• STATED PROBLEM: Filter this data down to the lines that hold "Other", and copy them.

START DATA IN THIS EXERCISE

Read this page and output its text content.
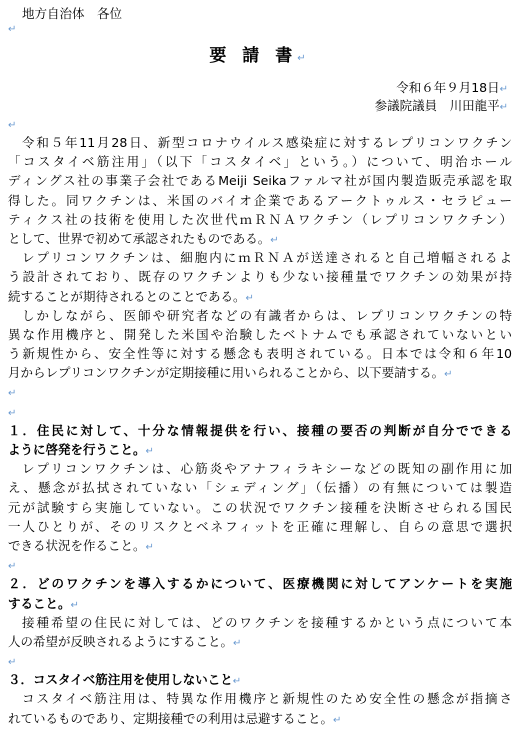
地方自治体　各位
↵
要 請 書↵
令和６年９月18日↵
参議院議員　川田龍平↵
↵
令和５年11月28日、新型コロナウイルス感染症に対するレプリコンワクチン
「コスタイベ筋注用」（以下「コスタイベ」という。）について、明治ホール
ディングス社の事業子会社であるMeiji Seikaファルマ社が国内製造販売承認を取
得した。同ワクチンは、米国のバイオ企業であるアークトゥルス・セラピュー
ティクス社の技術を使用した次世代ｍＲＮＡワクチン（レプリコンワクチン）
として、世界で初めて承認されたものである。↵
レプリコンワクチンは、細胞内にｍＲＮＡが送達されると自己増幅されるよ
う設計されており、既存のワクチンよりも少ない接種量でワクチンの効果が持
続することが期待されるとのことである。↵
しかしながら、医師や研究者などの有識者からは、レプリコンワクチンの特
異な作用機序と、開発した米国や治験したベトナムでも承認されていないとい
う新規性から、安全性等に対する懸念も表明されている。日本では令和６年10
月からレプリコンワクチンが定期接種に用いられることから、以下要請する。↵
↵
↵
１．住民に対して、十分な情報提供を行い、接種の要否の判断が自分でできる
ように啓発を行うこと。↵
レプリコンワクチンは、心筋炎やアナフィラキシーなどの既知の副作用に加
え、懸念が払拭されていない「シェディング」（伝播）の有無については製造
元が試験すら実施していない。この状況でワクチン接種を決断させられる国民
一人ひとりが、そのリスクとベネフィットを正確に理解し、自らの意思で選択
できる状況を作ること。↵
↵
２．どのワクチンを導入するかについて、医療機関に対してアンケートを実施
すること。↵
接種希望の住民に対しては、どのワクチンを接種するかという点について本
人の希望が反映されるようにすること。↵
↵
３．コスタイベ筋注用を使用しないこと↵
コスタイベ筋注用は、特異な作用機序と新規性のため安全性の懸念が指摘さ
れているものであり、定期接種での利用は忌避すること。↵
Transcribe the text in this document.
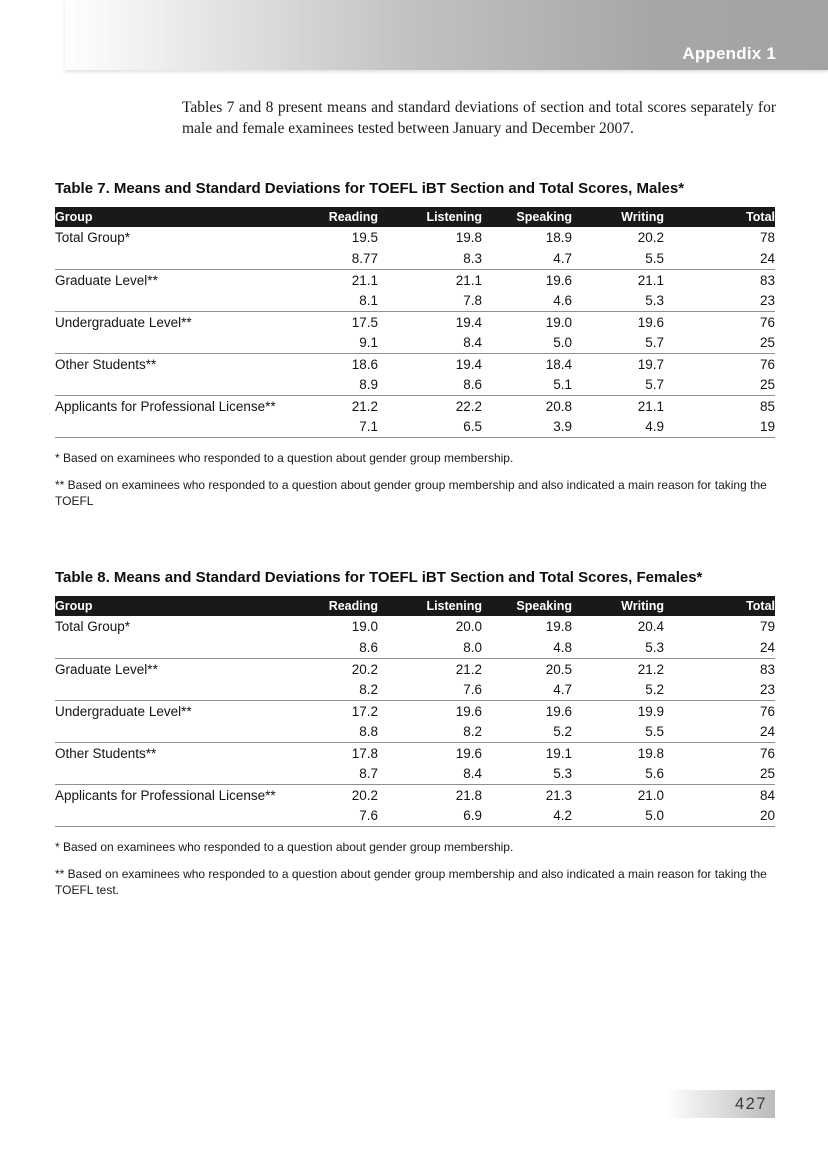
Appendix 1

Tables 7 and 8 present means and standard deviations of section and total scores separately for male and female examinees tested between January and December 2007.

Table 7. Means and Standard Deviations for TOEFL iBT Section and Total Scores, Males*
Group	Reading	Listening	Speaking	Writing	Total
Total Group*	19.5	19.8	18.9	20.2	78
	8.77	8.3	4.7	5.5	24
Graduate Level**	21.1	21.1	19.6	21.1	83
	8.1	7.8	4.6	5.3	23
Undergraduate Level**	17.5	19.4	19.0	19.6	76
	9.1	8.4	5.0	5.7	25
Other Students**	18.6	19.4	18.4	19.7	76
	8.9	8.6	5.1	5.7	25
Applicants for Professional License**	21.2	22.2	20.8	21.1	85
	7.1	6.5	3.9	4.9	19

* Based on examinees who responded to a question about gender group membership.

** Based on examinees who responded to a question about gender group membership and also indicated a main reason for taking the TOEFL

Table 8. Means and Standard Deviations for TOEFL iBT Section and Total Scores, Females*
Group	Reading	Listening	Speaking	Writing	Total
Total Group*	19.0	20.0	19.8	20.4	79
	8.6	8.0	4.8	5.3	24
Graduate Level**	20.2	21.2	20.5	21.2	83
	8.2	7.6	4.7	5.2	23
Undergraduate Level**	17.2	19.6	19.6	19.9	76
	8.8	8.2	5.2	5.5	24
Other Students**	17.8	19.6	19.1	19.8	76
	8.7	8.4	5.3	5.6	25
Applicants for Professional License**	20.2	21.8	21.3	21.0	84
	7.6	6.9	4.2	5.0	20

* Based on examinees who responded to a question about gender group membership.

** Based on examinees who responded to a question about gender group membership and also indicated a main reason for taking the TOEFL test.

427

END DATA IN THIS EXERCISE

• FULL RESPONSE:
Other Students**	18.6	19.4	18.4	19.7	76
Other Students**	17.8	19.6	19.1	19.8	76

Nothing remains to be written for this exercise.